• [Listing]
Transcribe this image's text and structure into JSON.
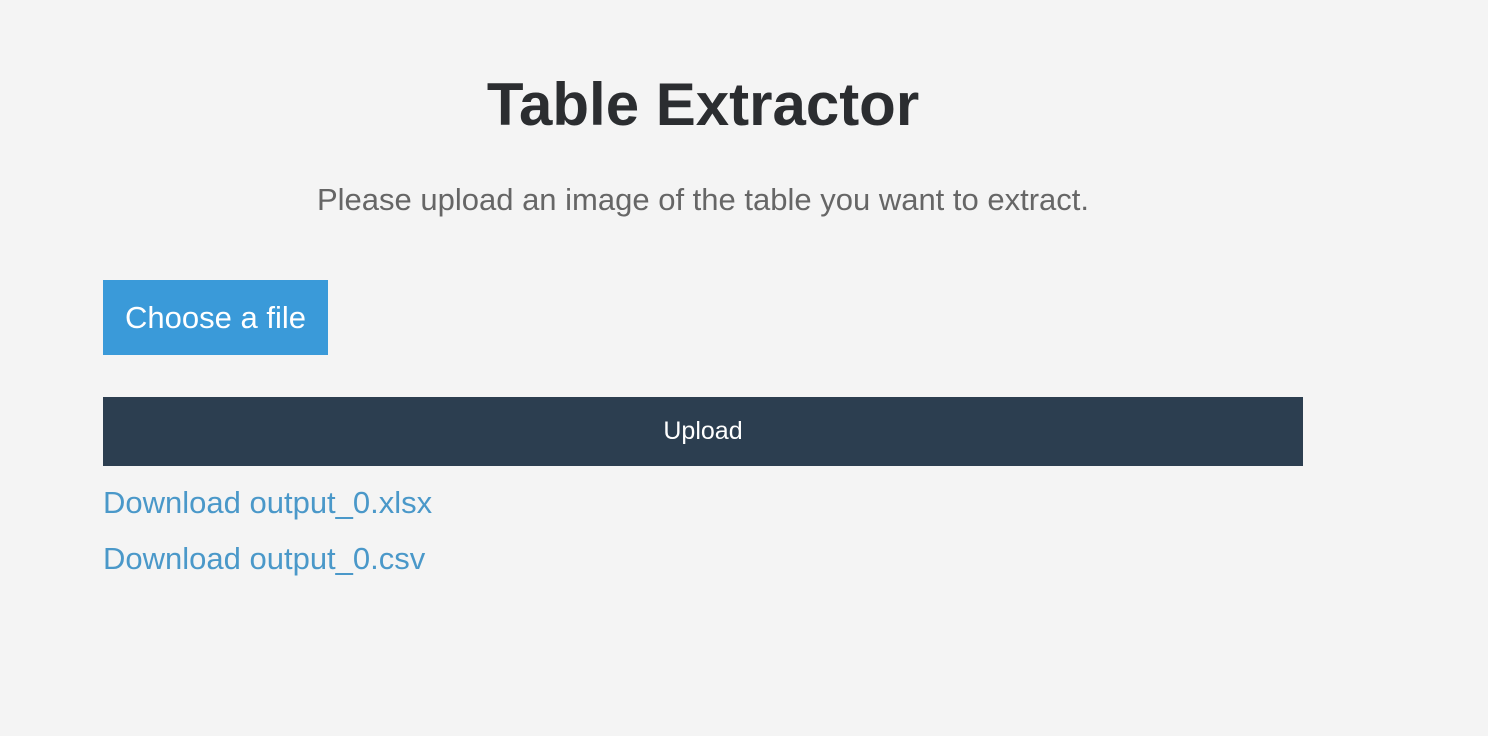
{
  "page": {
    "title": "Table Extractor",
    "subtitle": "Please upload an image of the table you want to extract."
  },
  "upload_form": {
    "choose_file_label": "Choose a file",
    "upload_label": "Upload"
  },
  "downloads": {
    "xlsx_label": "Download output_0.xlsx",
    "csv_label": "Download output_0.csv"
  },
  "colors": {
    "background": "#f4f4f4",
    "choose_button": "#3a9ad9",
    "upload_button": "#2c3e50",
    "link": "#4a98c9"
  }
}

• [What is needed] The records above are to be reproduced exactly; the pictures are to be left out.

• [Answer to this task]
Transcribe this image's text and structure into JSON.
{
  "page": {
    "title": "Table Extractor",
    "subtitle": "Please upload an image of the table you want to extract."
  },
  "upload_form": {
    "choose_file_label": "Choose a file",
    "upload_label": "Upload"
  },
  "downloads": {
    "xlsx_label": "Download output_0.xlsx",
    "csv_label": "Download output_0.csv"
  },
  "colors": {
    "background": "#f4f4f4",
    "choose_button": "#3a9ad9",
    "upload_button": "#2c3e50",
    "link": "#4a98c9"
  }
}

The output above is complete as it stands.